* _Short problem_
Print every entry, word for word, and skip the images.

* _Extracted records_

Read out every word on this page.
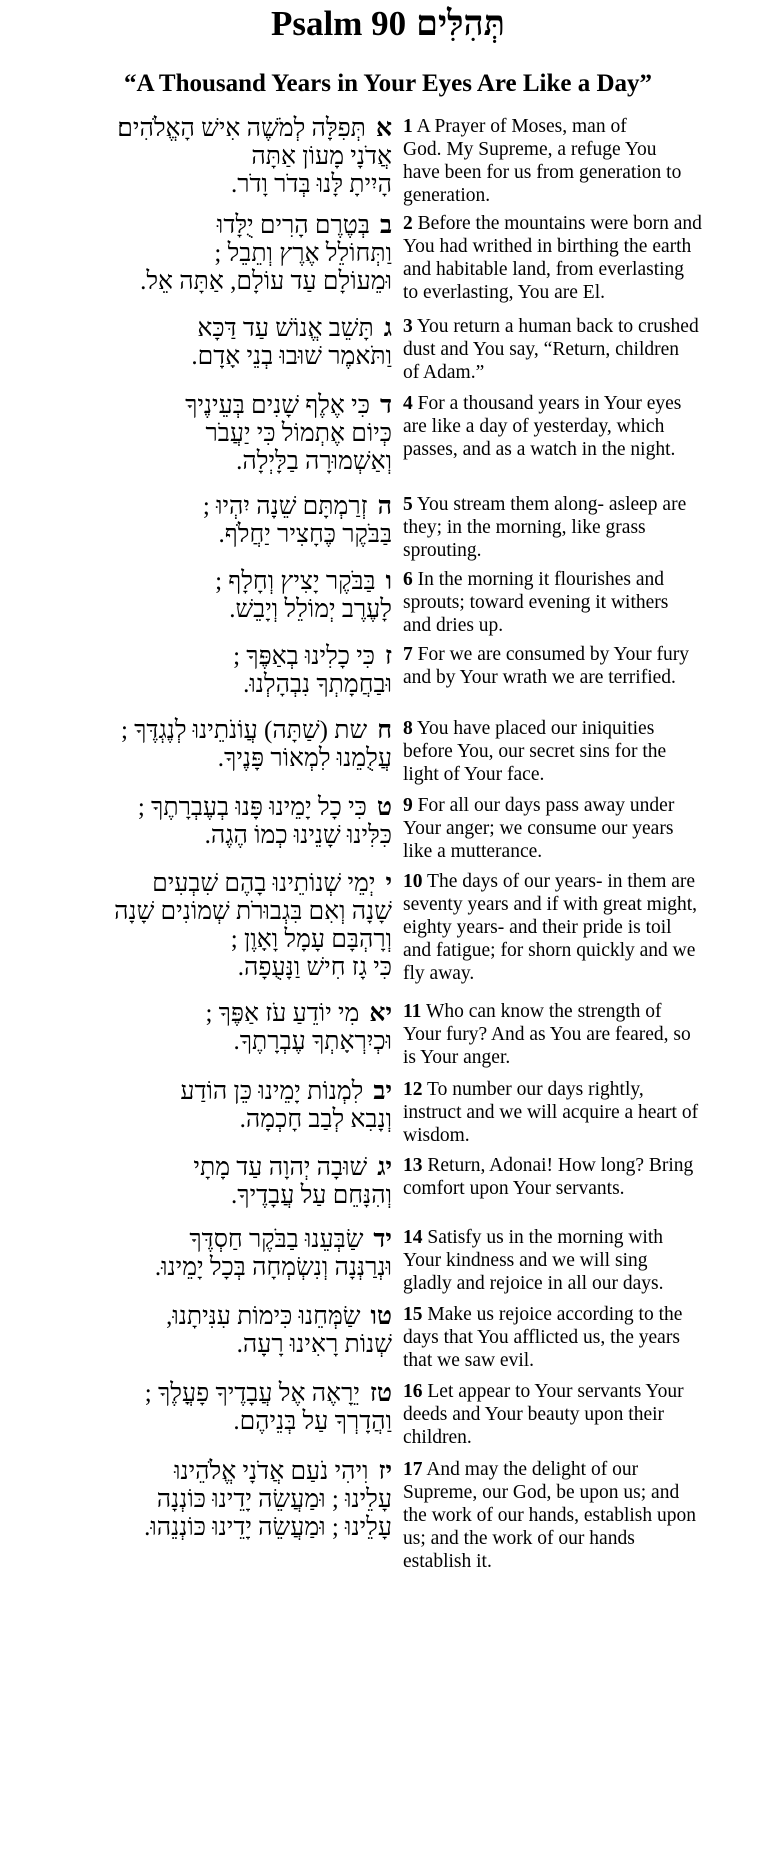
Psalm 90 תְּהִלִּים
“A Thousand Years in Your Eyes Are Like a Day”
אתְּפִלָּה לְמֹשֶׁה אִישׁ הָאֱלֹהִים׃
אֲדֹנָי מָעוֹן אַתָּה
הָיִיתָ לָּנוּ בְּדֹר וָדֹר.
1 A Prayer of Moses, man of
God. My Supreme, a refuge You
have been for us from generation to
generation.
בבְּטֶרֶם הָרִים יֻלָּדוּ
וַתְּחוֹלֵל אֶרֶץ וְתֵבֵל ;
וּמֵעוֹלָם עַד עוֹלָם, אַתָּה אֵל.
2 Before the mountains were born and
You had writhed in birthing the earth
and habitable land, from everlasting
to everlasting, You are El.
גתָּשֵׁב אֱנוֹשׁ עַד דַּכָּא
וַתֹּאמֶר שׁוּבוּ בְנֵי אָדָם.
3 You return a human back to crushed
dust and You say, “Return, children
of Adam.”
דכִּי אֶלֶף שָׁנִים בְּעֵינֶיךָ
כְּיוֹם אֶתְמוֹל כִּי יַעֲבֹר
וְאַשְׁמוּרָה בַלָּיְלָה.
4 For a thousand years in Your eyes
are like a day of yesterday, which
passes, and as a watch in the night.
הזְרַמְתָּם שֵׁנָה יִהְיוּ ;
בַּבֹּקֶר כֶּחָצִיר יַחֲלֹף.
5 You stream them along- asleep are
they; in the morning, like grass
sprouting.
ובַּבֹּקֶר יָצִיץ וְחָלָף ;
לָעֶרֶב יְמוֹלֵל וְיָבֵשׁ.
6 In the morning it flourishes and
sprouts; toward evening it withers
and dries up.
זכִּי כָלִינוּ בְאַפֶּךָ ;
וּבַחֲמָתְךָ נִבְהָלְנוּ.
7 For we are consumed by Your fury
and by Your wrath we are terrified.
חשת (שַׁתָּה) עֲוֹנֹתֵינוּ לְנֶגְדֶּךָ ;
עֲלֻמֵנוּ לִמְאוֹר פָּנֶיךָ.
8 You have placed our iniquities
before You, our secret sins for the
light of Your face.
טכִּי כָל יָמֵינוּ פָּנוּ בְעֶבְרָתֶךָ ;
כִּלִּינוּ שָׁנֵינוּ כְמוֹ הֶגֶה.
9 For all our days pass away under
Your anger; we consume our years
like a mutterance.
ייְמֵי שְׁנוֹתֵינוּ בָהֶם שִׁבְעִים
שָׁנָה וְאִם בִּגְבוּרֹת שְׁמוֹנִים שָׁנָה
וְרָהְבָּם עָמָל וָאָוֶן ;
כִּי גָז חִישׁ וַנָּעֻפָה.
10 The days of our years- in them are
seventy years and if with great might,
eighty years- and their pride is toil
and fatigue; for shorn quickly and we
fly away.
יאמִי יוֹדֵעַ עֹז אַפֶּךָ ;
וּכְיִרְאָתְךָ עֶבְרָתֶךָ.
11 Who can know the strength of
Your fury? And as You are feared, so
is Your anger.
יבלִמְנוֹת יָמֵינוּ כֵּן הוֹדַע
וְנָבִא לְבַב חָכְמָה.
12 To number our days rightly,
instruct and we will acquire a heart of
wisdom.
יגשׁוּבָה יְהוָה עַד מָתָי
וְהִנָּחֵם עַל עֲבָדֶיךָ.
13 Return, Adonai! How long? Bring
comfort upon Your servants.
ידשַׂבְּעֵנוּ בַבֹּקֶר חַסְדֶּךָ
וּנְרַנְּנָה וְנִשְׂמְחָה בְּכָל יָמֵינוּ.
14 Satisfy us in the morning with
Your kindness and we will sing
gladly and rejoice in all our days.
טושַׂמְּחֵנוּ כִּימוֹת עִנִּיתָנוּ,
שְׁנוֹת רָאִינוּ רָעָה.
15 Make us rejoice according to the
days that You afflicted us, the years
that we saw evil.
טזיֵרָאֶה אֶל עֲבָדֶיךָ פָעֳלֶךָ ;
וַהֲדָרְךָ עַל בְּנֵיהֶם.
16 Let appear to Your servants Your
deeds and Your beauty upon their
children.
יזוִיהִי נֹעַם אֲדֹנָי אֱלֹהֵינוּ
עָלֵינוּ ; וּמַעֲשֵׂה יָדֵינוּ כּוֹנְנָה
עָלֵינוּ ; וּמַעֲשֵׂה יָדֵינוּ כּוֹנְנֵהוּ.
17 And may the delight of our
Supreme, our God, be upon us; and
the work of our hands, establish upon
us; and the work of our hands
establish it.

* _Expected answer_
Read out every word on this page.
Psalm 90 תְּהִלִּים
“A Thousand Years in Your Eyes Are Like a Day”
אתְּפִלָּה לְמֹשֶׁה אִישׁ הָאֱלֹהִים׃
אֲדֹנָי מָעוֹן אַתָּה
הָיִיתָ לָּנוּ בְּדֹר וָדֹר.
1 A Prayer of Moses, man of
God. My Supreme, a refuge You
have been for us from generation to
generation.
בבְּטֶרֶם הָרִים יֻלָּדוּ
וַתְּחוֹלֵל אֶרֶץ וְתֵבֵל ;
וּמֵעוֹלָם עַד עוֹלָם, אַתָּה אֵל.
2 Before the mountains were born and
You had writhed in birthing the earth
and habitable land, from everlasting
to everlasting, You are El.
גתָּשֵׁב אֱנוֹשׁ עַד דַּכָּא
וַתֹּאמֶר שׁוּבוּ בְנֵי אָדָם.
3 You return a human back to crushed
dust and You say, “Return, children
of Adam.”
דכִּי אֶלֶף שָׁנִים בְּעֵינֶיךָ
כְּיוֹם אֶתְמוֹל כִּי יַעֲבֹר
וְאַשְׁמוּרָה בַלָּיְלָה.
4 For a thousand years in Your eyes
are like a day of yesterday, which
passes, and as a watch in the night.
הזְרַמְתָּם שֵׁנָה יִהְיוּ ;
בַּבֹּקֶר כֶּחָצִיר יַחֲלֹף.
5 You stream them along- asleep are
they; in the morning, like grass
sprouting.
ובַּבֹּקֶר יָצִיץ וְחָלָף ;
לָעֶרֶב יְמוֹלֵל וְיָבֵשׁ.
6 In the morning it flourishes and
sprouts; toward evening it withers
and dries up.
זכִּי כָלִינוּ בְאַפֶּךָ ;
וּבַחֲמָתְךָ נִבְהָלְנוּ.
7 For we are consumed by Your fury
and by Your wrath we are terrified.
חשת (שַׁתָּה) עֲוֹנֹתֵינוּ לְנֶגְדֶּךָ ;
עֲלֻמֵנוּ לִמְאוֹר פָּנֶיךָ.
8 You have placed our iniquities
before You, our secret sins for the
light of Your face.
טכִּי כָל יָמֵינוּ פָּנוּ בְעֶבְרָתֶךָ ;
כִּלִּינוּ שָׁנֵינוּ כְמוֹ הֶגֶה.
9 For all our days pass away under
Your anger; we consume our years
like a mutterance.
ייְמֵי שְׁנוֹתֵינוּ בָהֶם שִׁבְעִים
שָׁנָה וְאִם בִּגְבוּרֹת שְׁמוֹנִים שָׁנָה
וְרָהְבָּם עָמָל וָאָוֶן ;
כִּי גָז חִישׁ וַנָּעֻפָה.
10 The days of our years- in them are
seventy years and if with great might,
eighty years- and their pride is toil
and fatigue; for shorn quickly and we
fly away.
יאמִי יוֹדֵעַ עֹז אַפֶּךָ ;
וּכְיִרְאָתְךָ עֶבְרָתֶךָ.
11 Who can know the strength of
Your fury? And as You are feared, so
is Your anger.
יבלִמְנוֹת יָמֵינוּ כֵּן הוֹדַע
וְנָבִא לְבַב חָכְמָה.
12 To number our days rightly,
instruct and we will acquire a heart of
wisdom.
יגשׁוּבָה יְהוָה עַד מָתָי
וְהִנָּחֵם עַל עֲבָדֶיךָ.
13 Return, Adonai! How long? Bring
comfort upon Your servants.
ידשַׂבְּעֵנוּ בַבֹּקֶר חַסְדֶּךָ
וּנְרַנְּנָה וְנִשְׂמְחָה בְּכָל יָמֵינוּ.
14 Satisfy us in the morning with
Your kindness and we will sing
gladly and rejoice in all our days.
טושַׂמְּחֵנוּ כִּימוֹת עִנִּיתָנוּ,
שְׁנוֹת רָאִינוּ רָעָה.
15 Make us rejoice according to the
days that You afflicted us, the years
that we saw evil.
טזיֵרָאֶה אֶל עֲבָדֶיךָ פָעֳלֶךָ ;
וַהֲדָרְךָ עַל בְּנֵיהֶם.
16 Let appear to Your servants Your
deeds and Your beauty upon their
children.
יזוִיהִי נֹעַם אֲדֹנָי אֱלֹהֵינוּ
עָלֵינוּ ; וּמַעֲשֵׂה יָדֵינוּ כּוֹנְנָה
עָלֵינוּ ; וּמַעֲשֵׂה יָדֵינוּ כּוֹנְנֵהוּ.
17 And may the delight of our
Supreme, our God, be upon us; and
the work of our hands, establish upon
us; and the work of our hands
establish it.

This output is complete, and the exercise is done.